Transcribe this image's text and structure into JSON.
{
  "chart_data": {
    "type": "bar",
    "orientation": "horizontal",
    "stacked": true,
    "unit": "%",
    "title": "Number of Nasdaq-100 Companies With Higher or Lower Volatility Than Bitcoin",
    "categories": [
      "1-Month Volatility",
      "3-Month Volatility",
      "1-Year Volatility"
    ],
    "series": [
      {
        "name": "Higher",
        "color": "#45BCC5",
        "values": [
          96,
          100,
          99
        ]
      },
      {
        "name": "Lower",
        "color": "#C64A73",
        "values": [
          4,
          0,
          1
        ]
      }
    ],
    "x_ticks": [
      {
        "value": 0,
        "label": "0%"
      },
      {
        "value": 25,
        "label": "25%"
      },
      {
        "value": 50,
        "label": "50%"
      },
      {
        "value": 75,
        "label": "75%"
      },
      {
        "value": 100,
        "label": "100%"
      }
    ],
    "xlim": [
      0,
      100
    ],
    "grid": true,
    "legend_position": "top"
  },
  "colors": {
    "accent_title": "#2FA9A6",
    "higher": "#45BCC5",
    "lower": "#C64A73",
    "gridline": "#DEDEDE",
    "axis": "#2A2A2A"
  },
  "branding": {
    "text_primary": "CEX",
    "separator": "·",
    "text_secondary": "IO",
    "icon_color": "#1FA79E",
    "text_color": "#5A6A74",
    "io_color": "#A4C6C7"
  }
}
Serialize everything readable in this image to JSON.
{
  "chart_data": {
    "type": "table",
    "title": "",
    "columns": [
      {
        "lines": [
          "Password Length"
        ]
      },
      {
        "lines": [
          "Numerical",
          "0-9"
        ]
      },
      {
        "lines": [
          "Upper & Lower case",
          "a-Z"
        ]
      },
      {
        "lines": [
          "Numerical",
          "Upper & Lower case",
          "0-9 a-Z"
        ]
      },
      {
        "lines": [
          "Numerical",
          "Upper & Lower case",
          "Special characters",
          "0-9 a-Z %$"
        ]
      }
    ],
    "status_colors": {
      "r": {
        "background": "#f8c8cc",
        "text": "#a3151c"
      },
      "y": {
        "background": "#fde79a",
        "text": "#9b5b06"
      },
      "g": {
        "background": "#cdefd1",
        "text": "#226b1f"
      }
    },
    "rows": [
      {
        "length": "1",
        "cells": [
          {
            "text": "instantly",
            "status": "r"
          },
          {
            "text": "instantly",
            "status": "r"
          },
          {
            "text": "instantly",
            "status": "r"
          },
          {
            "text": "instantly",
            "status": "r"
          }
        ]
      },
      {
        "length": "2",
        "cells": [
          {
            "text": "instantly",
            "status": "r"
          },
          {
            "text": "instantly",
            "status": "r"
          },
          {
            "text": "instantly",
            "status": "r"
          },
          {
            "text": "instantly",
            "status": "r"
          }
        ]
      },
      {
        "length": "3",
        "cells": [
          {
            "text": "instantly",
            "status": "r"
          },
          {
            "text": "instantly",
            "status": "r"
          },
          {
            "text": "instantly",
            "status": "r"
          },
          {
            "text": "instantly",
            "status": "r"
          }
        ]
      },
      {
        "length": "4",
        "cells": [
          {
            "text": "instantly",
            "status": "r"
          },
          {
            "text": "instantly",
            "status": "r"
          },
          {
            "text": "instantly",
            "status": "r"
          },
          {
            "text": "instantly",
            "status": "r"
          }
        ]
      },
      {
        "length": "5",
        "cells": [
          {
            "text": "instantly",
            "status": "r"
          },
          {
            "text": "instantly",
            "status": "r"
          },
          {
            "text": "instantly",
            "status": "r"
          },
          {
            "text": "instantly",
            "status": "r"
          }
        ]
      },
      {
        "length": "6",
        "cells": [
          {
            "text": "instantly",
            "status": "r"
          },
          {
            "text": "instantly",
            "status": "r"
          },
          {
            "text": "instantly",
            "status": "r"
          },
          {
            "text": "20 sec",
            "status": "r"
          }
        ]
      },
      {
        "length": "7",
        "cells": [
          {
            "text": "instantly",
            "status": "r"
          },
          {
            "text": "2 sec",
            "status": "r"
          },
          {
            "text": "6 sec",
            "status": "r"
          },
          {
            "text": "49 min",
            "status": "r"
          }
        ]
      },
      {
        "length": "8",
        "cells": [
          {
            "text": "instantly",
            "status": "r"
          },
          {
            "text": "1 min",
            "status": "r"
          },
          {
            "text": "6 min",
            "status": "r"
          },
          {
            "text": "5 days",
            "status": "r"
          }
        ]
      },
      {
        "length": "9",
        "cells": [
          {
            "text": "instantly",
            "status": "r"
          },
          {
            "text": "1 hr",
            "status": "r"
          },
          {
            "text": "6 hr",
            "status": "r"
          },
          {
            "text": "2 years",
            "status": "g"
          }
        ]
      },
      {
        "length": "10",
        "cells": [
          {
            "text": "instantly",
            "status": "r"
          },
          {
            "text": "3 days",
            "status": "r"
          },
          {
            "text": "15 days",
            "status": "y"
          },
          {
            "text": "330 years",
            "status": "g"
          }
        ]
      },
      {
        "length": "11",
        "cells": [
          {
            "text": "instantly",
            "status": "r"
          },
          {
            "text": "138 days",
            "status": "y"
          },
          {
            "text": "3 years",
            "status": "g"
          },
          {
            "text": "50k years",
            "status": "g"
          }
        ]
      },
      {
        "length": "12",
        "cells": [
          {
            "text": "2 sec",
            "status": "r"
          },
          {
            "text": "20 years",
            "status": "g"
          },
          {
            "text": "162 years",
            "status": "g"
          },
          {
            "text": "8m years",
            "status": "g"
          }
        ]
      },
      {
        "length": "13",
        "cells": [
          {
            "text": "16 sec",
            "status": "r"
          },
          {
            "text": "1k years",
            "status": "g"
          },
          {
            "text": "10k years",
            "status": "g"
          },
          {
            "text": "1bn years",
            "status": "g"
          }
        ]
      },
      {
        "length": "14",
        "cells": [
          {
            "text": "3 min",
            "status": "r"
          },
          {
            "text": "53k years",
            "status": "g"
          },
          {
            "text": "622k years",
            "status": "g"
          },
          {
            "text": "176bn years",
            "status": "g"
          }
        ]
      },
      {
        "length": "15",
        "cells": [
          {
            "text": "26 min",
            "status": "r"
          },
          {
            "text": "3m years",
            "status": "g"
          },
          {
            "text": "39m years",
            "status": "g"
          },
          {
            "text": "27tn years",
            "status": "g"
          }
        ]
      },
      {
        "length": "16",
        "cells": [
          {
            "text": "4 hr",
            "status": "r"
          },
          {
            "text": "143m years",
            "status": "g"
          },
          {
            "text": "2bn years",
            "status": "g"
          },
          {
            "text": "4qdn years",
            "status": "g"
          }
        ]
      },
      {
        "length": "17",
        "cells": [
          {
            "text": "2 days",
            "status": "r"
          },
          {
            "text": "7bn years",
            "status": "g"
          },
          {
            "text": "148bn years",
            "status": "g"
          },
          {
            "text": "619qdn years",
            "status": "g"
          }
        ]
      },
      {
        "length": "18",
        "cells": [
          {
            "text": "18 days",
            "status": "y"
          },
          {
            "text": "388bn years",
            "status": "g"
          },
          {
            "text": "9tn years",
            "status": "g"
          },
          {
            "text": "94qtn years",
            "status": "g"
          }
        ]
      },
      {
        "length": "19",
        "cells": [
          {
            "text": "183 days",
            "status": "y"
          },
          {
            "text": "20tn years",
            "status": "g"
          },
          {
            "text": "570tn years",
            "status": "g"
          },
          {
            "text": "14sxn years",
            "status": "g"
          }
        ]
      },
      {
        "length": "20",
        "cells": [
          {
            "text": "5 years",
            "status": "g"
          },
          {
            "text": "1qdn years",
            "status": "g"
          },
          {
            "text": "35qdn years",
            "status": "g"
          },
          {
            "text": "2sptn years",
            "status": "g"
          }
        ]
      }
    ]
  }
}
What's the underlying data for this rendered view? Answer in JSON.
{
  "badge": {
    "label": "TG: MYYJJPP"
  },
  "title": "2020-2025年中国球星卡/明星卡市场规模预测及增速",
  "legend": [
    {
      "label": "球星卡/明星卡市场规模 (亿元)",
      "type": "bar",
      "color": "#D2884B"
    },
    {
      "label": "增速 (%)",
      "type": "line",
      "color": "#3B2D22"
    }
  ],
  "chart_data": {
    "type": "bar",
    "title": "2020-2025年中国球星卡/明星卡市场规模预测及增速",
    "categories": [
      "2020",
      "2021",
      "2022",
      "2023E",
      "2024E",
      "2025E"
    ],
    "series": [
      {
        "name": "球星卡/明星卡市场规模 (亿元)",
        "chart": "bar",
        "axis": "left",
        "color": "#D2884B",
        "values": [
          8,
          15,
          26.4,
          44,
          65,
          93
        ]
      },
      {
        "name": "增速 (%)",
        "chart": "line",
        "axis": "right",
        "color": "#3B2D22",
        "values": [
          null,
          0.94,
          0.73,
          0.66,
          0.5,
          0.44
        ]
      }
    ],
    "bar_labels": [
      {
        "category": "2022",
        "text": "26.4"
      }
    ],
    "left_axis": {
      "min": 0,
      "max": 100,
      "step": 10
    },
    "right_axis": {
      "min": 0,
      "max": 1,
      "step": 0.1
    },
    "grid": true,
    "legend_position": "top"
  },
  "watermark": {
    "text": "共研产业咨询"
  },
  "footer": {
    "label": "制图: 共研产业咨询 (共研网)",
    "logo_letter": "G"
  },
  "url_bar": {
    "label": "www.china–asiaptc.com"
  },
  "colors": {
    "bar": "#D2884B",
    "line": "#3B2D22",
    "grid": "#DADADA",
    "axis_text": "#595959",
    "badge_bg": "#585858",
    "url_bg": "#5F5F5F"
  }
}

○ ○ ○ ○ ○ ○ ○

=== TASK REQUIREMENTS ===
The word "days" may appear on some lines. Report how many lines hold it, giving the number alone.

=== WRITTEN SOLUTION ===
7